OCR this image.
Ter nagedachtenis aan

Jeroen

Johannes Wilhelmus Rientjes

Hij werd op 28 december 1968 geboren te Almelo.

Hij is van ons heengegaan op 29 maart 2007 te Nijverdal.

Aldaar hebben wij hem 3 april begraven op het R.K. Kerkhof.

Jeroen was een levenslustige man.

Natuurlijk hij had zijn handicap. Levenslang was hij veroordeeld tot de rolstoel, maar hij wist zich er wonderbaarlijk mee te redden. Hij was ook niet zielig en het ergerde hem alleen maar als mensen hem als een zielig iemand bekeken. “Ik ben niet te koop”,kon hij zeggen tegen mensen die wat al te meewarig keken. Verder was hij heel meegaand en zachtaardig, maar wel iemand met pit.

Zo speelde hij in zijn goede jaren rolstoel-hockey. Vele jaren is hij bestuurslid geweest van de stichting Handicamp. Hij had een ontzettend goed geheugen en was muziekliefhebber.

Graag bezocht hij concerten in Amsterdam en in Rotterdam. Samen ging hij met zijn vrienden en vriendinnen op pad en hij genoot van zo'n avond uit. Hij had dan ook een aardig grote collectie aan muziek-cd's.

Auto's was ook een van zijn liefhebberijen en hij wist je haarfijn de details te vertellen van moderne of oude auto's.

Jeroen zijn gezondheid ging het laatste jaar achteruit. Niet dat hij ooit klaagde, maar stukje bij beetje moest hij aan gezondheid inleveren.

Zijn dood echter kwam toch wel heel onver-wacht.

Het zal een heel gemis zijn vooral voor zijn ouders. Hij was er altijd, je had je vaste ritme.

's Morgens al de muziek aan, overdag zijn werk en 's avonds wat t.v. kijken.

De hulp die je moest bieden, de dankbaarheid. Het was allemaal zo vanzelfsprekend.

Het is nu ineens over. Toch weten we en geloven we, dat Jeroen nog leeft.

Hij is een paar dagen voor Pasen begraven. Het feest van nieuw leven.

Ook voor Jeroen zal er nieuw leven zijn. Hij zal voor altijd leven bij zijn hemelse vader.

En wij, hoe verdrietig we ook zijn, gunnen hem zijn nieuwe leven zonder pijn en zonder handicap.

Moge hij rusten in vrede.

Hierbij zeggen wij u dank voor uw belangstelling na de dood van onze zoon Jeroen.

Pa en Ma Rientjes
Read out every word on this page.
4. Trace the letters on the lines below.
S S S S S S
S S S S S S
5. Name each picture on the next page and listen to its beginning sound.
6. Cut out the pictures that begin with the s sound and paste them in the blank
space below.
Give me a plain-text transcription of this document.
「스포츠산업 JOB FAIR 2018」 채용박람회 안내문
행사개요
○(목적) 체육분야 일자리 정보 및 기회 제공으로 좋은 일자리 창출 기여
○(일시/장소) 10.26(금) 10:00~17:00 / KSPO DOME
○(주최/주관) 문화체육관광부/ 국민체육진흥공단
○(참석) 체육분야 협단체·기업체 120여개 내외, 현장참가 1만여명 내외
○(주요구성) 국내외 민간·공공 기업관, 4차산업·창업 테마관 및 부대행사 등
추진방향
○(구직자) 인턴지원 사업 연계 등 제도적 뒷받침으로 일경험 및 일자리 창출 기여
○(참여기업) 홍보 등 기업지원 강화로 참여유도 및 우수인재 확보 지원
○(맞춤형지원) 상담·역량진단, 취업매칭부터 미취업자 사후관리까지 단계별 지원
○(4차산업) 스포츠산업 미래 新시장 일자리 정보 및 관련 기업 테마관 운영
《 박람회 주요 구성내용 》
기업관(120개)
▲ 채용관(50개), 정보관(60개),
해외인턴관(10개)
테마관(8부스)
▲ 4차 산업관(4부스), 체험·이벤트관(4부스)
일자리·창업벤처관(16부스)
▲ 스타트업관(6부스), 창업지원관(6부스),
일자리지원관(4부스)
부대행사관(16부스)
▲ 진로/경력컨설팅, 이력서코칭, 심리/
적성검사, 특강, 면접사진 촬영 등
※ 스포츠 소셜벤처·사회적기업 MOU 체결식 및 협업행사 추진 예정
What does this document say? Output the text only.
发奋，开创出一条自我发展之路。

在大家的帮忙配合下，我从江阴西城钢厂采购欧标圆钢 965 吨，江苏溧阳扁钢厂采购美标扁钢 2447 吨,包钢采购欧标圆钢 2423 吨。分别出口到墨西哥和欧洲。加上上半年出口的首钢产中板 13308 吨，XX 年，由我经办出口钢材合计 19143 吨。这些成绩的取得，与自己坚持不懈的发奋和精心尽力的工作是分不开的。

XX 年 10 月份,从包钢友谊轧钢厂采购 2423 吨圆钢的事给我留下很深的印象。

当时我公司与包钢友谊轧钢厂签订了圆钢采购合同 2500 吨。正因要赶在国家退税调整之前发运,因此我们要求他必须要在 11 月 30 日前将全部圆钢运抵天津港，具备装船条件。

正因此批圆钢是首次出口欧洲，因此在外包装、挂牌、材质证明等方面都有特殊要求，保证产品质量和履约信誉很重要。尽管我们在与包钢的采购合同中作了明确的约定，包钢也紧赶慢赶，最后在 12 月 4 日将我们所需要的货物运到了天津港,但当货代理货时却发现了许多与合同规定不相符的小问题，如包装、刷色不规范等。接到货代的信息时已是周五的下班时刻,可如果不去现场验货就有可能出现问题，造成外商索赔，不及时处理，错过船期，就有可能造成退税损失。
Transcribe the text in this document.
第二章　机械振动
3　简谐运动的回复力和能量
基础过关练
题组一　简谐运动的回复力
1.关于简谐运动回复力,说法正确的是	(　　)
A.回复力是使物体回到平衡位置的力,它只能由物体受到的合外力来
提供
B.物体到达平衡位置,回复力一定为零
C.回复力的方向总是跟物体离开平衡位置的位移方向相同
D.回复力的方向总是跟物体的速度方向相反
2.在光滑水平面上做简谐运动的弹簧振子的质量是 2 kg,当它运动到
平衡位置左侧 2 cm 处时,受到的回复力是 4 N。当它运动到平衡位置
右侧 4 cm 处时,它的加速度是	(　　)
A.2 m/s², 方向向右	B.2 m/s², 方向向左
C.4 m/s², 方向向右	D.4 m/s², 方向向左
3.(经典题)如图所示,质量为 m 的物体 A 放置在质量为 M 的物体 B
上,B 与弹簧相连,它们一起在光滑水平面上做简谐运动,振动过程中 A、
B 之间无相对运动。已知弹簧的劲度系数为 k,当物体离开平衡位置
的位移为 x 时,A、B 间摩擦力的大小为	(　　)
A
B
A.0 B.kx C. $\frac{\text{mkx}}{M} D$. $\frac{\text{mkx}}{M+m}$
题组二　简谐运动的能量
···
■ Description of the task
Show every line above in which the word "sound" occurs.

■ Correct response
5. Name each picture on the next page and listen to its beginning sound.
6. Cut out the pictures that begin with the s sound and paste them in the blank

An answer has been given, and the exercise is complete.